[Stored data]
# # #

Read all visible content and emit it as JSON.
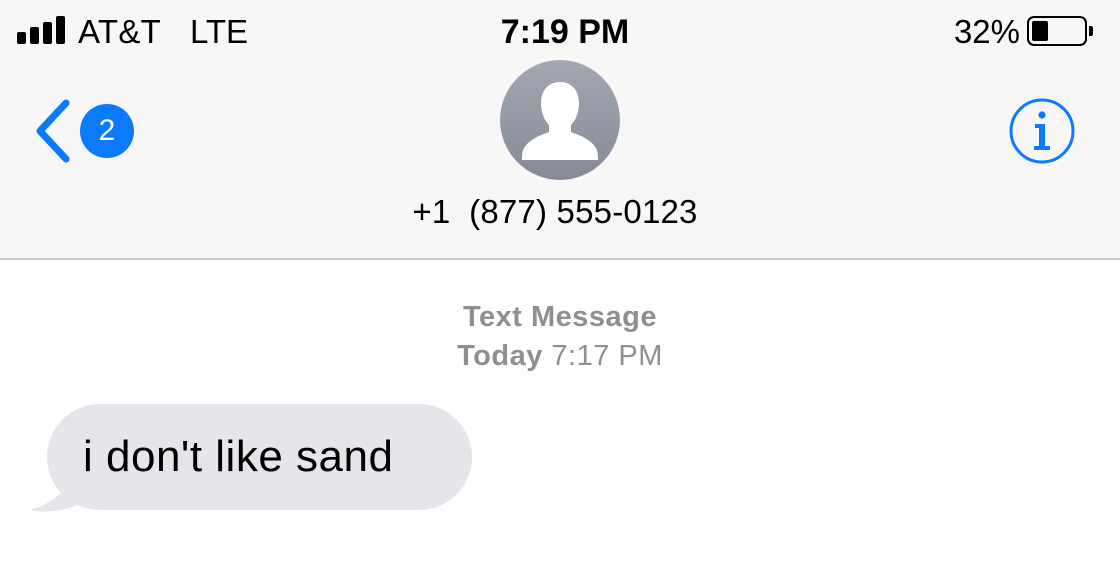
{
  "status_bar": {
    "carrier": "AT&T",
    "network": "LTE",
    "time": "7:19 PM",
    "battery_percent_label": "32%",
    "battery_level": 0.32,
    "signal_bars": 4,
    "icons": [
      "signal-bars-icon",
      "battery-icon"
    ]
  },
  "nav": {
    "back_badge": "2",
    "back_icon": "chevron-left-icon",
    "info_icon": "info-icon",
    "avatar_icon": "person-silhouette-icon"
  },
  "contact": {
    "name": "+1  (877) 555-0123"
  },
  "conversation": {
    "service": "Text Message",
    "day": "Today",
    "time": "7:17 PM",
    "messages": [
      {
        "direction": "incoming",
        "text": "i don't like sand"
      }
    ]
  },
  "colors": {
    "accent": "#0a7aff",
    "header_bg": "#f7f7f7",
    "incoming_bubble": "#e5e5ea",
    "meta_text": "#8e8e93"
  }
}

# # #

## REQUIRED TASK
Reproduce all of the data exactly, omitting each picture it holds.

## COMPLETE OUTPUT
Read all visible content and emit it as JSON.
{
  "status_bar": {
    "carrier": "AT&T",
    "network": "LTE",
    "time": "7:19 PM",
    "battery_percent_label": "32%",
    "battery_level": 0.32,
    "signal_bars": 4,
    "icons": [
      "signal-bars-icon",
      "battery-icon"
    ]
  },
  "nav": {
    "back_badge": "2",
    "back_icon": "chevron-left-icon",
    "info_icon": "info-icon",
    "avatar_icon": "person-silhouette-icon"
  },
  "contact": {
    "name": "+1  (877) 555-0123"
  },
  "conversation": {
    "service": "Text Message",
    "day": "Today",
    "time": "7:17 PM",
    "messages": [
      {
        "direction": "incoming",
        "text": "i don't like sand"
      }
    ]
  },
  "colors": {
    "accent": "#0a7aff",
    "header_bg": "#f7f7f7",
    "incoming_bubble": "#e5e5ea",
    "meta_text": "#8e8e93"
  }
}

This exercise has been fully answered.